--- Input for this task ---
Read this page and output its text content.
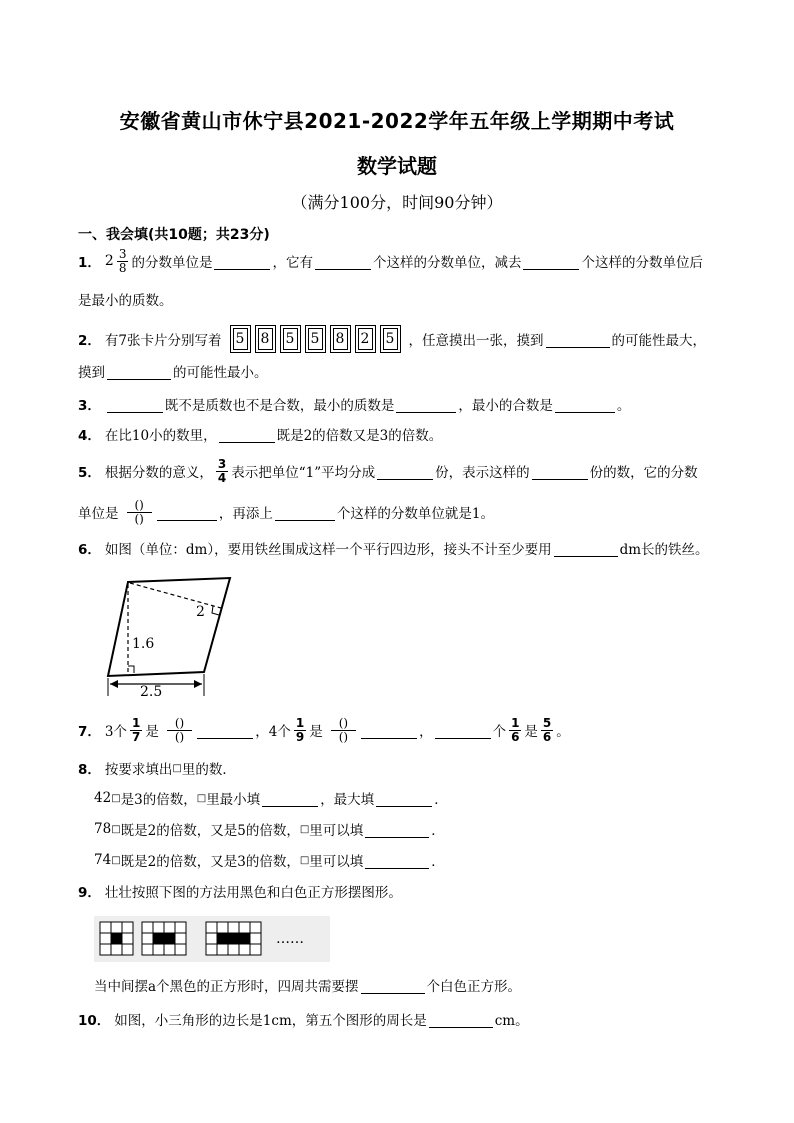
安徽省黄山市休宁县2021-2022学年五年级上学期期中考试
数学试题
（满分100分，时间90分钟）
一、我会填(共10题；共23分)
1． $2 \frac{3}{8}$ 的分数单位是	，它有	个这样的分数单位，减去	个这样的分数单位后
是最小的质数。
2． 有7张卡片分别写着	5	8	5	5	8	2	5	，任意摸出一张，摸到	的可能性最大，
摸到	的可能性最小。
3．	既不是质数也不是合数，最小的质数是	，最小的合数是	。
4． 在比10小的数里，	既是2的倍数又是3的倍数。
5． 根据分数的意义， $\frac{3}{4}$ 表示把单位“1”平均分成	份，表示这样的	份的数，它的分数
单位是 $\frac{()}{()}$	，再添上	个这样的分数单位就是1。
6． 如图（单位：dm），要用铁丝围成这样一个平行四边形，接头不计至少要用	dm长的铁丝。
2
1.6
2.5
7． 3个 $\frac{1}{7}$ 是 $\frac{()}{()}$	， 4个 $\frac{1}{9}$ 是 $\frac{()}{()}$	，	个 $\frac{1}{6}$ 是 $\frac{5}{6}$ 。
8． 按要求填出 □ 里的数．
42 □ 是3的倍数， □ 里最小填	，最大填	．
78 □ 既是2的倍数，又是5的倍数， □ 里可以填	．
74 □ 既是2的倍数，又是3的倍数， □ 里可以填	．
9． 壮壮按照下图的方法用黑色和白色正方形摆图形。
……
当中间摆a个黑色的正方形时，四周共需要摆	个白色正方形。
10． 如图，小三角形的边长是1cm，第五个图形的周长是	cm。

--- Problem details ---
Scan the listing above for the word "里可以填" and show each line where it is found.

--- Result of this exercise ---
78 □ 既是2的倍数，又是5的倍数， □ 里可以填	．
74 □ 既是2的倍数，又是3的倍数， □ 里可以填	．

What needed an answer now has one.